Dataset items:
>> START

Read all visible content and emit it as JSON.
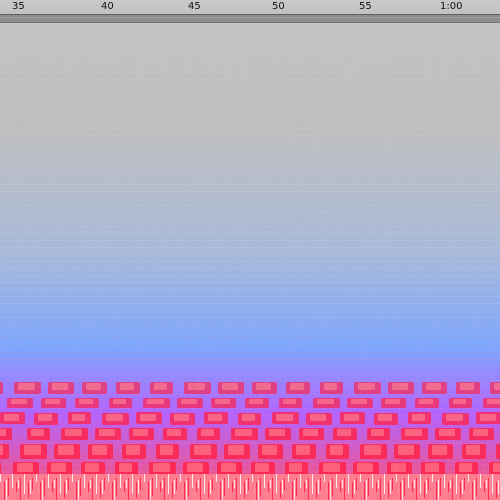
{
  "window": {
    "view": "spectrogram"
  },
  "timeline": {
    "labels": [
      "35",
      "40",
      "45",
      "50",
      "55",
      "1:00"
    ]
  },
  "spectrogram": {
    "colors": {
      "background": "#c0c0c0",
      "blue": "#5a91ff",
      "magenta": "#c72cff",
      "red": "#ff1d45",
      "pink": "#ff8a96",
      "white": "#fff4f4"
    }
  }
}
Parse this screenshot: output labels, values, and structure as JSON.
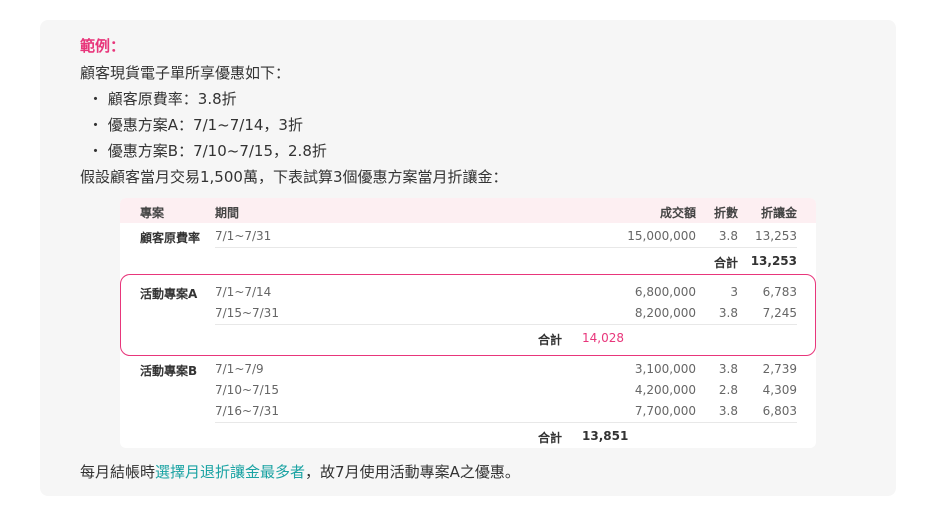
{
  "example": {
    "title": "範例：",
    "intro": "顧客現貨電子單所享優惠如下：",
    "bullets": [
      "顧客原費率：3.8折",
      "優惠方案A：7/1~7/14，3折",
      "優惠方案B：7/10~7/15，2.8折"
    ],
    "assumption": "假設顧客當月交易1,500萬，下表試算3個優惠方案當月折讓金："
  },
  "table": {
    "headers": {
      "plan": "專案",
      "period": "期間",
      "amount": "成交額",
      "discount": "折數",
      "rebate": "折讓金"
    },
    "groups": [
      {
        "name": "顧客原費率",
        "rows": [
          {
            "period": "7/1~7/31",
            "amount": "15,000,000",
            "discount": "3.8",
            "rebate": "13,253"
          }
        ],
        "total_label": "合計",
        "total": "13,253"
      },
      {
        "name": "活動專案A",
        "rows": [
          {
            "period": "7/1~7/14",
            "amount": "6,800,000",
            "discount": "3",
            "rebate": "6,783"
          },
          {
            "period": "7/15~7/31",
            "amount": "8,200,000",
            "discount": "3.8",
            "rebate": "7,245"
          }
        ],
        "total_label": "合計",
        "total": "14,028"
      },
      {
        "name": "活動專案B",
        "rows": [
          {
            "period": "7/1~7/9",
            "amount": "3,100,000",
            "discount": "3.8",
            "rebate": "2,739"
          },
          {
            "period": "7/10~7/15",
            "amount": "4,200,000",
            "discount": "2.8",
            "rebate": "4,309"
          },
          {
            "period": "7/16~7/31",
            "amount": "7,700,000",
            "discount": "3.8",
            "rebate": "6,803"
          }
        ],
        "total_label": "合計",
        "total": "13,851"
      }
    ]
  },
  "conclusion": {
    "before": "每月結帳時",
    "highlight": "選擇月退折讓金最多者",
    "after": "，故7月使用活動專案A之優惠。"
  },
  "colors": {
    "accent": "#e8367b",
    "highlight": "#1aa3a3",
    "header_bg": "#fdeff2"
  }
}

>> END

### Goal
The pictures should not be reproduced; quote all of the other material exactly.

### Result for this exercise
Read all visible content and emit it as JSON.
{
  "window": {
    "view": "spectrogram"
  },
  "timeline": {
    "labels": [
      "35",
      "40",
      "45",
      "50",
      "55",
      "1:00"
    ]
  },
  "spectrogram": {
    "colors": {
      "background": "#c0c0c0",
      "blue": "#5a91ff",
      "magenta": "#c72cff",
      "red": "#ff1d45",
      "pink": "#ff8a96",
      "white": "#fff4f4"
    }
  }
}
Parse this screenshot: output labels, values, and structure as JSON.
{
  "example": {
    "title": "範例：",
    "intro": "顧客現貨電子單所享優惠如下：",
    "bullets": [
      "顧客原費率：3.8折",
      "優惠方案A：7/1~7/14，3折",
      "優惠方案B：7/10~7/15，2.8折"
    ],
    "assumption": "假設顧客當月交易1,500萬，下表試算3個優惠方案當月折讓金："
  },
  "table": {
    "headers": {
      "plan": "專案",
      "period": "期間",
      "amount": "成交額",
      "discount": "折數",
      "rebate": "折讓金"
    },
    "groups": [
      {
        "name": "顧客原費率",
        "rows": [
          {
            "period": "7/1~7/31",
            "amount": "15,000,000",
            "discount": "3.8",
            "rebate": "13,253"
          }
        ],
        "total_label": "合計",
        "total": "13,253"
      },
      {
        "name": "活動專案A",
        "rows": [
          {
            "period": "7/1~7/14",
            "amount": "6,800,000",
            "discount": "3",
            "rebate": "6,783"
          },
          {
            "period": "7/15~7/31",
            "amount": "8,200,000",
            "discount": "3.8",
            "rebate": "7,245"
          }
        ],
        "total_label": "合計",
        "total": "14,028"
      },
      {
        "name": "活動專案B",
        "rows": [
          {
            "period": "7/1~7/9",
            "amount": "3,100,000",
            "discount": "3.8",
            "rebate": "2,739"
          },
          {
            "period": "7/10~7/15",
            "amount": "4,200,000",
            "discount": "2.8",
            "rebate": "4,309"
          },
          {
            "period": "7/16~7/31",
            "amount": "7,700,000",
            "discount": "3.8",
            "rebate": "6,803"
          }
        ],
        "total_label": "合計",
        "total": "13,851"
      }
    ]
  },
  "conclusion": {
    "before": "每月結帳時",
    "highlight": "選擇月退折讓金最多者",
    "after": "，故7月使用活動專案A之優惠。"
  },
  "colors": {
    "accent": "#e8367b",
    "highlight": "#1aa3a3",
    "header_bg": "#fdeff2"
  }
}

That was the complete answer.